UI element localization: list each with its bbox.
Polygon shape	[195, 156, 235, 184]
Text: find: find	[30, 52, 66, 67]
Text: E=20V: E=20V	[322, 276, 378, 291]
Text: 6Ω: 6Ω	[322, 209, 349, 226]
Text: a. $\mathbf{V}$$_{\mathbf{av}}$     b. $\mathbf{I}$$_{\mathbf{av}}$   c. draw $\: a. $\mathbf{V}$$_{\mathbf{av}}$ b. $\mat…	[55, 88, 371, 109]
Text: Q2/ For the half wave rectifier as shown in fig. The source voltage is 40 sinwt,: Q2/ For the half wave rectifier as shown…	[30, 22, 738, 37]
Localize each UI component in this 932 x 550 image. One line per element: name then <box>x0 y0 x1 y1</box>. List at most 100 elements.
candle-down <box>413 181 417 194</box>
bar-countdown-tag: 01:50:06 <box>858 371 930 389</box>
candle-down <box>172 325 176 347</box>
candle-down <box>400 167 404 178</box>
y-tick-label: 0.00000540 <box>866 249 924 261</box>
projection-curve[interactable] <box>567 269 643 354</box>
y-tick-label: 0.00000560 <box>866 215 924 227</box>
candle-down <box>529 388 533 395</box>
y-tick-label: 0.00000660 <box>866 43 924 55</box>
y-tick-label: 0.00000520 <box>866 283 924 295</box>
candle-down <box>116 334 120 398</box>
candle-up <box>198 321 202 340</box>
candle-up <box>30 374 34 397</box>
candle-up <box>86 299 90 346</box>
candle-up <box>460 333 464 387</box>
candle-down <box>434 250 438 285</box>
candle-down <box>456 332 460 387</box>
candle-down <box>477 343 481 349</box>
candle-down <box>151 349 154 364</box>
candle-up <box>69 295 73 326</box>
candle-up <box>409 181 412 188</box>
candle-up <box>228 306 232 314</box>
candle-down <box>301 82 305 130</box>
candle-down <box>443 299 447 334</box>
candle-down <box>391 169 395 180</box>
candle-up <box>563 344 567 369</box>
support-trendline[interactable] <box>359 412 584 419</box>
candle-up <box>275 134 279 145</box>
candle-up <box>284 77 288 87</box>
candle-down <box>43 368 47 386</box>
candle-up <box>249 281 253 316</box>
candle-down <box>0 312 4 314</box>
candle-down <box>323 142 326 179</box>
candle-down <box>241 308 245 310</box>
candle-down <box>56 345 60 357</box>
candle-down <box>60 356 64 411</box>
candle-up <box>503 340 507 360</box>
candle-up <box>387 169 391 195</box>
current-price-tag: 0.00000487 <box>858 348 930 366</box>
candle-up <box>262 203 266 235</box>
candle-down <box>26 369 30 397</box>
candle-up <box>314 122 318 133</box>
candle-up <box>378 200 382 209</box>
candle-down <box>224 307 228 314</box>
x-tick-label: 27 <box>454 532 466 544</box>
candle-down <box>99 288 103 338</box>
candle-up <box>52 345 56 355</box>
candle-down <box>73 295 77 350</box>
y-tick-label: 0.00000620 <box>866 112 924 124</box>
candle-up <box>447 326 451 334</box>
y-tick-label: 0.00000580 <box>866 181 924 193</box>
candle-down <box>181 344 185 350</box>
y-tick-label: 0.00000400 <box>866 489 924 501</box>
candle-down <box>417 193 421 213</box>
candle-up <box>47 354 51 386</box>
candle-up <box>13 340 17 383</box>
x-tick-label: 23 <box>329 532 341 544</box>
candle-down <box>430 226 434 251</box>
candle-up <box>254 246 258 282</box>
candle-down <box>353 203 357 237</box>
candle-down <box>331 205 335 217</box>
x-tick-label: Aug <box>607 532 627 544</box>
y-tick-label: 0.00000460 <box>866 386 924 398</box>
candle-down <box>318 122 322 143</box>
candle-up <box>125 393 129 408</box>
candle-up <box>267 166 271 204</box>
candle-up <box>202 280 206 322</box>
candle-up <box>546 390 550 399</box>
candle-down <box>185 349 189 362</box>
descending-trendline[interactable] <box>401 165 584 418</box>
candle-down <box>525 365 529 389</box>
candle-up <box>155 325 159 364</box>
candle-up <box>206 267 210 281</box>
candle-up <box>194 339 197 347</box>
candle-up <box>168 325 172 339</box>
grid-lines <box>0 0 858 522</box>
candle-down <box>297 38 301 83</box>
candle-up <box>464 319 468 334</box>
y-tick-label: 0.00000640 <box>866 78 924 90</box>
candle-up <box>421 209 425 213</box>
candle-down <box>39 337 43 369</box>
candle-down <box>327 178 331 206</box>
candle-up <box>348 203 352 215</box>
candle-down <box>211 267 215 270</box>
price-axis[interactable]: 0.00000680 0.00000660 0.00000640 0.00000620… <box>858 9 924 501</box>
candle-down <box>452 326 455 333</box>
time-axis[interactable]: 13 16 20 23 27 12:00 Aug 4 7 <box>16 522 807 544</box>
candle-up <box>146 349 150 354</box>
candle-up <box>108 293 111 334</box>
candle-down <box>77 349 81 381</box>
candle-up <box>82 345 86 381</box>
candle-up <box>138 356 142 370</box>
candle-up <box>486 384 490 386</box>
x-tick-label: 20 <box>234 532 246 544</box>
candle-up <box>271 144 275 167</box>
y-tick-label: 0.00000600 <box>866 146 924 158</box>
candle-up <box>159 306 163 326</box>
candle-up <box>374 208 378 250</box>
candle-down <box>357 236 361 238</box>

================================

* _Work to complete_
Can you duplicate the records above verbatim, beginning with their first line and stopping after the line that contains "88, 371, 109]"?

* _Solution to the problem_
UI element localization: list each with its bbox.
Polygon shape	[195, 156, 235, 184]
Text: find: find	[30, 52, 66, 67]
Text: E=20V: E=20V	[322, 276, 378, 291]
Text: 6Ω: 6Ω	[322, 209, 349, 226]
Text: a. $\mathbf{V}$$_{\mathbf{av}}$     b. $\mathbf{I}$$_{\mathbf{av}}$   c. draw $\: a. $\mathbf{V}$$_{\mathbf{av}}$ b. $\mat…	[55, 88, 371, 109]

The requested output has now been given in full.